[Some records]
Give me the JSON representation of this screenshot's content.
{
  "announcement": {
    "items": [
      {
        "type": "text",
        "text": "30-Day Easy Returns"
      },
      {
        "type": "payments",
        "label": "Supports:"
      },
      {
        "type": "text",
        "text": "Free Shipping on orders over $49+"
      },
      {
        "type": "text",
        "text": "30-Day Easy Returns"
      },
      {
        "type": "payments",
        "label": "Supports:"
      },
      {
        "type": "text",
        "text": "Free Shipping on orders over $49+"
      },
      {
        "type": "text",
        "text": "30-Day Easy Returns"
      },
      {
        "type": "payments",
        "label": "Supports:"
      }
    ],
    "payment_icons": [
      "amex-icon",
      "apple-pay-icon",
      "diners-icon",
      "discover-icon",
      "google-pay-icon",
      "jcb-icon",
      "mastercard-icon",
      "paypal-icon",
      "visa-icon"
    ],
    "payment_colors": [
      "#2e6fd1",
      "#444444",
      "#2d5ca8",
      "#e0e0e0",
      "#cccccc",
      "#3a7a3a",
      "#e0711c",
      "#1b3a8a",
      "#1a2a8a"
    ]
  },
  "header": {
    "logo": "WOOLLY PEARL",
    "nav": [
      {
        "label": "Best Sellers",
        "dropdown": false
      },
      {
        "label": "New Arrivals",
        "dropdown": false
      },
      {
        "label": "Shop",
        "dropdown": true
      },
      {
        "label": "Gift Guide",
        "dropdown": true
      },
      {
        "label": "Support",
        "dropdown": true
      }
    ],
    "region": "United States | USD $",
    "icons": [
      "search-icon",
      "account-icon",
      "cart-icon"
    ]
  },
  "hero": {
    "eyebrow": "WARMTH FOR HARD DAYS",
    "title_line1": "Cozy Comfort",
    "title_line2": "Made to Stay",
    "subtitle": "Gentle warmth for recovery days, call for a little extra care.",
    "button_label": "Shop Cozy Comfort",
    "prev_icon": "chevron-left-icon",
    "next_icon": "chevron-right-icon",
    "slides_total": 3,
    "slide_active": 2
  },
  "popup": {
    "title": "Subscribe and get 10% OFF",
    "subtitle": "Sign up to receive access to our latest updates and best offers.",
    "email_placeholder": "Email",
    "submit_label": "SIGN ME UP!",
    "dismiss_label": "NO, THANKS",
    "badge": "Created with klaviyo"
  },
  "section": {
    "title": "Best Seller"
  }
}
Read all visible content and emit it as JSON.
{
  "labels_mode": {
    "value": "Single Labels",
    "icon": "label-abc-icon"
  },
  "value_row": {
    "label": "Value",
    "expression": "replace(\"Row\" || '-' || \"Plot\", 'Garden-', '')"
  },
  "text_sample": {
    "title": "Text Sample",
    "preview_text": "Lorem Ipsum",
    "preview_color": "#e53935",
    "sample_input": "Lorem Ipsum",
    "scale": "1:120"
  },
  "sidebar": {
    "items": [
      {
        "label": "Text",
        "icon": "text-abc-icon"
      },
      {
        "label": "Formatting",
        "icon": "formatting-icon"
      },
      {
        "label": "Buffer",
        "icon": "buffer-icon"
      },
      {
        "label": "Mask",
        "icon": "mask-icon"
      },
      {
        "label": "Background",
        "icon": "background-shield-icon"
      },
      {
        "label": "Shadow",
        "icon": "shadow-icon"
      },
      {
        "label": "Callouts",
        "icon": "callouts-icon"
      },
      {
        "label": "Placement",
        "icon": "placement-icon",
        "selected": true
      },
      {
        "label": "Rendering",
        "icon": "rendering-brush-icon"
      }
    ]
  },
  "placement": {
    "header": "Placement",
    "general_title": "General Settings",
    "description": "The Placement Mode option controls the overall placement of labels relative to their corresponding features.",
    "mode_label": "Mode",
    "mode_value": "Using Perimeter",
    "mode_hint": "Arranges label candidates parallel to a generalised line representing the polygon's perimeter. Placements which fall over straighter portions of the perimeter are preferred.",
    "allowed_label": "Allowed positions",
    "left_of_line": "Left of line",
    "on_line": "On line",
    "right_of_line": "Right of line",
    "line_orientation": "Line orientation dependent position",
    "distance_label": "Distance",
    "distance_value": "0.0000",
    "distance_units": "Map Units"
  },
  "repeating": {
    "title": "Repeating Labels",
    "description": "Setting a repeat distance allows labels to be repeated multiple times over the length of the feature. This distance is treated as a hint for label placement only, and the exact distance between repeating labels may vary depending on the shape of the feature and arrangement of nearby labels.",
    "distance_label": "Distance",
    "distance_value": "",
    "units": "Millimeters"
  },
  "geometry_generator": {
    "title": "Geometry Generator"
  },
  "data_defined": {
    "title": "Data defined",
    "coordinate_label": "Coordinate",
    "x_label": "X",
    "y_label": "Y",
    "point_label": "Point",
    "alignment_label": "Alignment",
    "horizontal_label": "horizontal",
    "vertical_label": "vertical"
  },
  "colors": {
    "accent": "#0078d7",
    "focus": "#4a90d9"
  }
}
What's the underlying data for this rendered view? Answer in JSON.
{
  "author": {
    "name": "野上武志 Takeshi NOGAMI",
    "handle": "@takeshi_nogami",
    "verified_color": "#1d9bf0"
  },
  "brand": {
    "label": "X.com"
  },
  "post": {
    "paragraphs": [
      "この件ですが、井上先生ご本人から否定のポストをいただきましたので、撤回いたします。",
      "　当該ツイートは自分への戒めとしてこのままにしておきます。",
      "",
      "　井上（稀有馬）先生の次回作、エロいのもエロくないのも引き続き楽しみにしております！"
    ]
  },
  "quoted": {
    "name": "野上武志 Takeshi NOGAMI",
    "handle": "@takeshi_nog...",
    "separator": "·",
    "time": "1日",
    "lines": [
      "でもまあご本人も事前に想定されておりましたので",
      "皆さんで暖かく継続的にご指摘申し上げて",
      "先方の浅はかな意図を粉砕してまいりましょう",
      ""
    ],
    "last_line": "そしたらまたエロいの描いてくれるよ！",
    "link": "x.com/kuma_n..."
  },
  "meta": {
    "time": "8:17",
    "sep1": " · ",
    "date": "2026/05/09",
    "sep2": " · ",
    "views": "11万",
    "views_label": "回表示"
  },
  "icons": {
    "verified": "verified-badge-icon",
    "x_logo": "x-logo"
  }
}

YOUR TASK
Quote, without any change, each line from the one that contains "What's the underlying" through the end of the material.

FINAL RESULT
What's the underlying data for this rendered view? Answer in JSON.
{
  "author": {
    "name": "野上武志 Takeshi NOGAMI",
    "handle": "@takeshi_nogami",
    "verified_color": "#1d9bf0"
  },
  "brand": {
    "label": "X.com"
  },
  "post": {
    "paragraphs": [
      "この件ですが、井上先生ご本人から否定のポストをいただきましたので、撤回いたします。",
      "　当該ツイートは自分への戒めとしてこのままにしておきます。",
      "",
      "　井上（稀有馬）先生の次回作、エロいのもエロくないのも引き続き楽しみにしております！"
    ]
  },
  "quoted": {
    "name": "野上武志 Takeshi NOGAMI",
    "handle": "@takeshi_nog...",
    "separator": "·",
    "time": "1日",
    "lines": [
      "でもまあご本人も事前に想定されておりましたので",
      "皆さんで暖かく継続的にご指摘申し上げて",
      "先方の浅はかな意図を粉砕してまいりましょう",
      ""
    ],
    "last_line": "そしたらまたエロいの描いてくれるよ！",
    "link": "x.com/kuma_n..."
  },
  "meta": {
    "time": "8:17",
    "sep1": " · ",
    "date": "2026/05/09",
    "sep2": " · ",
    "views": "11万",
    "views_label": "回表示"
  },
  "icons": {
    "verified": "verified-badge-icon",
    "x_logo": "x-logo"
  }
}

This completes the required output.